Directions: Only a number is wanted: how many lines in the listing contain the word "عيسى"?

-- start --

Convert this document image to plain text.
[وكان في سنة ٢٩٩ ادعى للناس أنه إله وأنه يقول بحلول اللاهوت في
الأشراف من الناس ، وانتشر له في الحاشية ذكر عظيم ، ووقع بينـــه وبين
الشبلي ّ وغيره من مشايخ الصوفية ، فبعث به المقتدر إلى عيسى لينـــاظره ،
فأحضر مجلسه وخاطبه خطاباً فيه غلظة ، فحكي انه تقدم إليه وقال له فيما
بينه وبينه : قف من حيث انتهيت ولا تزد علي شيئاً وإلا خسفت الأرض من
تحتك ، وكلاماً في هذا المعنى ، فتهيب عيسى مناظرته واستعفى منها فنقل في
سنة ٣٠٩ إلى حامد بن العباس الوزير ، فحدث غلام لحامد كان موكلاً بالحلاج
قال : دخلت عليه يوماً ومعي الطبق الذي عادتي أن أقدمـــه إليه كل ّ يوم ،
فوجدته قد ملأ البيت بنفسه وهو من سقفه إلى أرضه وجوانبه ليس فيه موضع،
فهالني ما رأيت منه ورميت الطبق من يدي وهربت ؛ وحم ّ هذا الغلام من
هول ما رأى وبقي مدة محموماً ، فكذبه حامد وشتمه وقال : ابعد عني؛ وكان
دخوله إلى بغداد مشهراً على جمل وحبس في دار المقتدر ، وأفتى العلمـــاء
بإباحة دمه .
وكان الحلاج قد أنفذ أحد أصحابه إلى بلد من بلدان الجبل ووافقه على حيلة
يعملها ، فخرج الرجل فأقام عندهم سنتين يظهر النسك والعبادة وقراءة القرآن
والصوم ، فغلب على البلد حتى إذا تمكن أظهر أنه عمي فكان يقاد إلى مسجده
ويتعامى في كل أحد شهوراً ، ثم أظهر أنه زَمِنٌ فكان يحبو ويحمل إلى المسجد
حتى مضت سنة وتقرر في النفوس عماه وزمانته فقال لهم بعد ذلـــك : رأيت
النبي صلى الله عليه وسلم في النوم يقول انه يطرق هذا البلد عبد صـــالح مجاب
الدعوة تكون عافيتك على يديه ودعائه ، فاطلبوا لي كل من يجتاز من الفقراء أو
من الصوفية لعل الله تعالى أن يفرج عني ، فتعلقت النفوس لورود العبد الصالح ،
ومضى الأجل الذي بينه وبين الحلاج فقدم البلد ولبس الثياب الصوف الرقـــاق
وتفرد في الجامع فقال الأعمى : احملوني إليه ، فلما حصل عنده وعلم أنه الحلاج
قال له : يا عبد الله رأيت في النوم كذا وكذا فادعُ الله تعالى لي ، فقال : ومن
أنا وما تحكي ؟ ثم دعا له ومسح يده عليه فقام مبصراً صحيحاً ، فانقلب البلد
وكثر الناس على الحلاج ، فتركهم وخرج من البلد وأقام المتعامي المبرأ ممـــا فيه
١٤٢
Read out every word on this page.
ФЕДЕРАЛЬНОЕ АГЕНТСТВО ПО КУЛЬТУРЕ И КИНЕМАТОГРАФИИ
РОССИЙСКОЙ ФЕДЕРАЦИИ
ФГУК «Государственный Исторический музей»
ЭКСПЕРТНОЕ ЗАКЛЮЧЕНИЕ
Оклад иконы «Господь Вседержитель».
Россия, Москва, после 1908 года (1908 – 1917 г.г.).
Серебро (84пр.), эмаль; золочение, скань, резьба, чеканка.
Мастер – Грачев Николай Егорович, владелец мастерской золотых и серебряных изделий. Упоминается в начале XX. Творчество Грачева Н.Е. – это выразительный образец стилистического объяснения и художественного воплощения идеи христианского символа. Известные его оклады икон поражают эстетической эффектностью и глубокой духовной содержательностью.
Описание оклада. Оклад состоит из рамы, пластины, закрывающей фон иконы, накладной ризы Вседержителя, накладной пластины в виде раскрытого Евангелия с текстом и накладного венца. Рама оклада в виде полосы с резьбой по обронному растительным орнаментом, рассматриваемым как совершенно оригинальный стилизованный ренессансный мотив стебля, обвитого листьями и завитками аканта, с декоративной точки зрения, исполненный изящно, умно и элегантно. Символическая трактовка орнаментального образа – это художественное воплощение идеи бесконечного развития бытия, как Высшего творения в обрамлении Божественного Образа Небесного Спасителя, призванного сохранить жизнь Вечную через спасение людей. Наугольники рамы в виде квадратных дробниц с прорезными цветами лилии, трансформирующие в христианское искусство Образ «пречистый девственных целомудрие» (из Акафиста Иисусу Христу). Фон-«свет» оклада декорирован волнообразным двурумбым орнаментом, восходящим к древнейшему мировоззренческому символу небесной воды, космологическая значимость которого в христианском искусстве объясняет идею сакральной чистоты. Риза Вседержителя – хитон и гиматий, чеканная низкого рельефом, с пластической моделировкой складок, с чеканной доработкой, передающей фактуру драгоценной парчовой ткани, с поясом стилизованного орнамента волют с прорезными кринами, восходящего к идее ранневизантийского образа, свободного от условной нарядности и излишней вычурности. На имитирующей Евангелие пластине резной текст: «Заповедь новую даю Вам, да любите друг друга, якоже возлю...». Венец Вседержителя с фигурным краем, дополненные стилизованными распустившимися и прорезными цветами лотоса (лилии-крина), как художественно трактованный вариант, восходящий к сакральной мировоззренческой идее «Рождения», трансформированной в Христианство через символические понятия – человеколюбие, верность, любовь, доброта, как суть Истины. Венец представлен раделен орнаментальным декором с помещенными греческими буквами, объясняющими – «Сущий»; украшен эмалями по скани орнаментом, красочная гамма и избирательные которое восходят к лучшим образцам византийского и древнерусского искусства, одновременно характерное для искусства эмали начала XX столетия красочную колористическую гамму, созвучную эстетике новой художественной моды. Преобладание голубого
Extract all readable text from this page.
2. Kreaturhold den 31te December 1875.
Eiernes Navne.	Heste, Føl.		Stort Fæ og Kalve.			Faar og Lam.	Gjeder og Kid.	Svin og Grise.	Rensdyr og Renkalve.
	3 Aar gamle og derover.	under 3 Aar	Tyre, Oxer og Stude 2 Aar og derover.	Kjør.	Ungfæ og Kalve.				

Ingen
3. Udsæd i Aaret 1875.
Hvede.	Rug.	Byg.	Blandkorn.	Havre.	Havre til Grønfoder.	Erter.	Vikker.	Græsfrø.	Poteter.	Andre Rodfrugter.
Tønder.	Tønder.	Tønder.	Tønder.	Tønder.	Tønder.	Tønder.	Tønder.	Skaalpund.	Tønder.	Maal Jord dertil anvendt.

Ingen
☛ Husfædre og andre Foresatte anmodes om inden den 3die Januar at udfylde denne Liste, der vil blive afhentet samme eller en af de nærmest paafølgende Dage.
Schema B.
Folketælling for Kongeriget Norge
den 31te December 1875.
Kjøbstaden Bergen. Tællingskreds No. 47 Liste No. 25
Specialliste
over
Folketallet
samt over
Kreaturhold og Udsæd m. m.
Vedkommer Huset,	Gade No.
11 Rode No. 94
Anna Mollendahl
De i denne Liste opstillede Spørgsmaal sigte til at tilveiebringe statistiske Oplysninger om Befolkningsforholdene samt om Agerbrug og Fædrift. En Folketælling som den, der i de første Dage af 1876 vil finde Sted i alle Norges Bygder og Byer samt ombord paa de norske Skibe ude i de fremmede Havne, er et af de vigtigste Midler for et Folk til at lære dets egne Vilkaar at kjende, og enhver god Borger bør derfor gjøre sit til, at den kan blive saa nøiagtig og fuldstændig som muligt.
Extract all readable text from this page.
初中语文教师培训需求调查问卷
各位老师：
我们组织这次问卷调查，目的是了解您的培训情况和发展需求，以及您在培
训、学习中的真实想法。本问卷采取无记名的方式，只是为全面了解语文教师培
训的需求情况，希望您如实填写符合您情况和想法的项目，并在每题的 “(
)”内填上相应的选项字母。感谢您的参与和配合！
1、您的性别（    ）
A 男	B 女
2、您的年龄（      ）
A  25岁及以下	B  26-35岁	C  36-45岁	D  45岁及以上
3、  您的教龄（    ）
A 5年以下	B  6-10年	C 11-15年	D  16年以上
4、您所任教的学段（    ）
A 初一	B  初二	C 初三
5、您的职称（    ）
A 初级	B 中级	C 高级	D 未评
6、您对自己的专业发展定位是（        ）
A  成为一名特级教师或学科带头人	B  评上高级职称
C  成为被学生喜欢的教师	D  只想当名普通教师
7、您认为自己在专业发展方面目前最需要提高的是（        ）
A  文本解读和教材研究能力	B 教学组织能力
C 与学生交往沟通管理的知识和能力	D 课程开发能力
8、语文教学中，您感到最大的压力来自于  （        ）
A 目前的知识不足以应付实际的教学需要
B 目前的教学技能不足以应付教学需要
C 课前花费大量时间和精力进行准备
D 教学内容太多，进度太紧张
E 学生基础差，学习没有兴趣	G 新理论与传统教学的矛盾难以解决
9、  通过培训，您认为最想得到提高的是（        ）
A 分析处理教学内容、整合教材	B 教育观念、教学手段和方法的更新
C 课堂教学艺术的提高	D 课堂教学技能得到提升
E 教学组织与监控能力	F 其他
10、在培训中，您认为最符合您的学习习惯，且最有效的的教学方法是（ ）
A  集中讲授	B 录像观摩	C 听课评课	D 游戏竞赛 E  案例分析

-- end --

Worked answer: 2